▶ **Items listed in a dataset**
·····

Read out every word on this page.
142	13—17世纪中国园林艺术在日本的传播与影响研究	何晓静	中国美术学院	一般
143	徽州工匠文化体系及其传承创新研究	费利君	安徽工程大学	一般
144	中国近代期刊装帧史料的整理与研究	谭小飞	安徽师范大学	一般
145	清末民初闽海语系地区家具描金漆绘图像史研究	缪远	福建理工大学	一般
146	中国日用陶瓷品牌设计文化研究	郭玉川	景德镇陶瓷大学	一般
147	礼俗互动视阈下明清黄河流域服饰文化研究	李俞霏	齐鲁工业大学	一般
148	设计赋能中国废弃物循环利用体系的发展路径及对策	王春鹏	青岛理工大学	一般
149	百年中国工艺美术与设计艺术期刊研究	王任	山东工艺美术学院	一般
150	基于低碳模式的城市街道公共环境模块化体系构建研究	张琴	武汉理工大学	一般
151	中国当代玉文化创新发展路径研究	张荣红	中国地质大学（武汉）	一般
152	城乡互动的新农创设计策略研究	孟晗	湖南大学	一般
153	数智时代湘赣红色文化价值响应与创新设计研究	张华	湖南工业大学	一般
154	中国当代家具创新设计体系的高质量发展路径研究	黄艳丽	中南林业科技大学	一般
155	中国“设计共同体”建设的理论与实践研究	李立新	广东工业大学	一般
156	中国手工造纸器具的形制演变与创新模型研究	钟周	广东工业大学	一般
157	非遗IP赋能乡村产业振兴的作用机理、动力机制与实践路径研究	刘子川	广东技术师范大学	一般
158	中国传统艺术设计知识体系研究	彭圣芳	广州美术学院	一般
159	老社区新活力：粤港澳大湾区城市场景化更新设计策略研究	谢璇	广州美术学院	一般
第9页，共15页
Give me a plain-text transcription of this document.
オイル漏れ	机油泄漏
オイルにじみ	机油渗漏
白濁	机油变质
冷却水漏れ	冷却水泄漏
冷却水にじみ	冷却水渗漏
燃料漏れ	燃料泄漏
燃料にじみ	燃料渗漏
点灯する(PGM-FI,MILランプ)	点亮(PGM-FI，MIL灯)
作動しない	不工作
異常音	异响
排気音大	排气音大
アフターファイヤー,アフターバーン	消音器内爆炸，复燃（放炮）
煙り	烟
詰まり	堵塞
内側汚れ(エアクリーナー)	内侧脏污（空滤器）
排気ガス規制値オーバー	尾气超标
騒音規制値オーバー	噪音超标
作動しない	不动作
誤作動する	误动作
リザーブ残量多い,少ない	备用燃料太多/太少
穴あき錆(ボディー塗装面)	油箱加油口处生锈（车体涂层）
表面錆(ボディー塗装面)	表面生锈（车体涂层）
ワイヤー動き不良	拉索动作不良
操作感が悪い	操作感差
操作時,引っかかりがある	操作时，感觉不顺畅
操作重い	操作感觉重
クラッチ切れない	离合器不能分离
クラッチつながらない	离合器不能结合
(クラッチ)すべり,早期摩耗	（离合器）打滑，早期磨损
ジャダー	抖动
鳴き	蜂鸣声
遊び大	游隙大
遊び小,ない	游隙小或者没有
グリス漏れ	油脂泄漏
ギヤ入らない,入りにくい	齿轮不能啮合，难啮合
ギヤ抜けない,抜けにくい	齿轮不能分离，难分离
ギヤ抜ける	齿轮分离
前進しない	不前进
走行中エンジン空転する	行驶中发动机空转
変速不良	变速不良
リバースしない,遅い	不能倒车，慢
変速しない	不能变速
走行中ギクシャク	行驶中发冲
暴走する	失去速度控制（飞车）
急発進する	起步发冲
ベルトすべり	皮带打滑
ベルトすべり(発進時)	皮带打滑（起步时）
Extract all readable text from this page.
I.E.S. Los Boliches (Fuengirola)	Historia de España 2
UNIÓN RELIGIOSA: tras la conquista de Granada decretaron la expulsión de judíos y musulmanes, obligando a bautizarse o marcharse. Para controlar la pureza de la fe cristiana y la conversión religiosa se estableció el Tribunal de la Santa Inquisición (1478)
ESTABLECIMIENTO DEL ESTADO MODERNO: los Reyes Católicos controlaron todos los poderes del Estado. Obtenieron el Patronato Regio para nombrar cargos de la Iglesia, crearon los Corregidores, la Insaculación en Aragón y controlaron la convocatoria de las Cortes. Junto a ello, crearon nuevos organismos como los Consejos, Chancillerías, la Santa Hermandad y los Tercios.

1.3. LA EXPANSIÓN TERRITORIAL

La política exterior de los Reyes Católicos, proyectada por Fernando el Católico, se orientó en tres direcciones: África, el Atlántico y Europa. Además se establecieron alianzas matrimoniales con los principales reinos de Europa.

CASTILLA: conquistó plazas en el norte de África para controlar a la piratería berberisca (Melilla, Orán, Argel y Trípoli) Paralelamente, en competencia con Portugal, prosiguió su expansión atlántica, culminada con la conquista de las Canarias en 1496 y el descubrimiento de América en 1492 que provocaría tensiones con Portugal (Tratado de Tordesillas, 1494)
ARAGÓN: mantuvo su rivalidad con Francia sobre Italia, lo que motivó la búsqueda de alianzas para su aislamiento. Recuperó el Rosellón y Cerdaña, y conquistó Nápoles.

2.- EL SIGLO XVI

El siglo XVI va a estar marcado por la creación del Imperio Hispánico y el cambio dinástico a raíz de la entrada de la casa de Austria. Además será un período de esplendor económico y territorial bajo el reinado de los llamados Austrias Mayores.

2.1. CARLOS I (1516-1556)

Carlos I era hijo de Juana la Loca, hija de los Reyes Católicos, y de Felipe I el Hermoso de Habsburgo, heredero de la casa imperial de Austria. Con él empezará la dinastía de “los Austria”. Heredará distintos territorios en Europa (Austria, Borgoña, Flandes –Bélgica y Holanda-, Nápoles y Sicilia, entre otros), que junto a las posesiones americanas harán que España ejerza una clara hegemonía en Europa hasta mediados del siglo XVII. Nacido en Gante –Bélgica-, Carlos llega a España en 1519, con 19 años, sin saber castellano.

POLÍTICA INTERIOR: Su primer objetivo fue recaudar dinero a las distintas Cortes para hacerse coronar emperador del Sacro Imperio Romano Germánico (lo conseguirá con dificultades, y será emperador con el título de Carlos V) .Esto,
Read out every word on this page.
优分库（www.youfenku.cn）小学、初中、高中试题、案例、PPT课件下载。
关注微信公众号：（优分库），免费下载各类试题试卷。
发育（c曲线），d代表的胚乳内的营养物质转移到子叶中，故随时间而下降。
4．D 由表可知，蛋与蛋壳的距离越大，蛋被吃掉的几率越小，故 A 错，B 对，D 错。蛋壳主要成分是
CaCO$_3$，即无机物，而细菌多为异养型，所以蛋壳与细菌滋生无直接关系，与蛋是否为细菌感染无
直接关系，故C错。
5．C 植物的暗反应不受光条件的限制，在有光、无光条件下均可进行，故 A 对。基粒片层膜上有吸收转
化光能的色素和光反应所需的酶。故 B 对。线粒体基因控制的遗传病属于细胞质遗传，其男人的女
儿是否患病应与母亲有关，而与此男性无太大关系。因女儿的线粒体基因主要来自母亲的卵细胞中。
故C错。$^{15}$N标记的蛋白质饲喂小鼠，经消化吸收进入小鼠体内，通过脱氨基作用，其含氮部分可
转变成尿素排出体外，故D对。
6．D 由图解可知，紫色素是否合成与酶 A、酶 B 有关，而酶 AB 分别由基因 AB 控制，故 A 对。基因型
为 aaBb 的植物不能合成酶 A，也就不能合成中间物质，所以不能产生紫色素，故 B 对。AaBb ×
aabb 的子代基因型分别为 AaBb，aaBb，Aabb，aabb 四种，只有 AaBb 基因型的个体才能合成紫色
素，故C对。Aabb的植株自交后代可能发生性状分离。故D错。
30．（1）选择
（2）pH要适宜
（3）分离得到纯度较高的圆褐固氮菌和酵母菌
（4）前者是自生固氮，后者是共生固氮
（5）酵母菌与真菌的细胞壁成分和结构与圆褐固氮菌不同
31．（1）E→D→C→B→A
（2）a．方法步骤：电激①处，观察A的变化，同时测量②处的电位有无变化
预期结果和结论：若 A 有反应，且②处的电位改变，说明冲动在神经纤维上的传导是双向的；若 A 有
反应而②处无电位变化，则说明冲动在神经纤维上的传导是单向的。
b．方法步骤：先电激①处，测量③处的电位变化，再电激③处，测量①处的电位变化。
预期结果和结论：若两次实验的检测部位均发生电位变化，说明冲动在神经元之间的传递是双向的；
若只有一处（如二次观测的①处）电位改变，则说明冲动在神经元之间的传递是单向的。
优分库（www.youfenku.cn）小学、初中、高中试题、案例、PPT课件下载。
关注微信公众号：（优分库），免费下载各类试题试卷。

·····

▶ **Task directions**
Your task is to pick out every line with the string "ボディー塗装面" and copy it.

▶ **Solution**
穴あき錆(ボディー塗装面)	油箱加油口处生锈（车体涂层）
表面錆(ボディー塗装面)	表面生锈（车体涂层）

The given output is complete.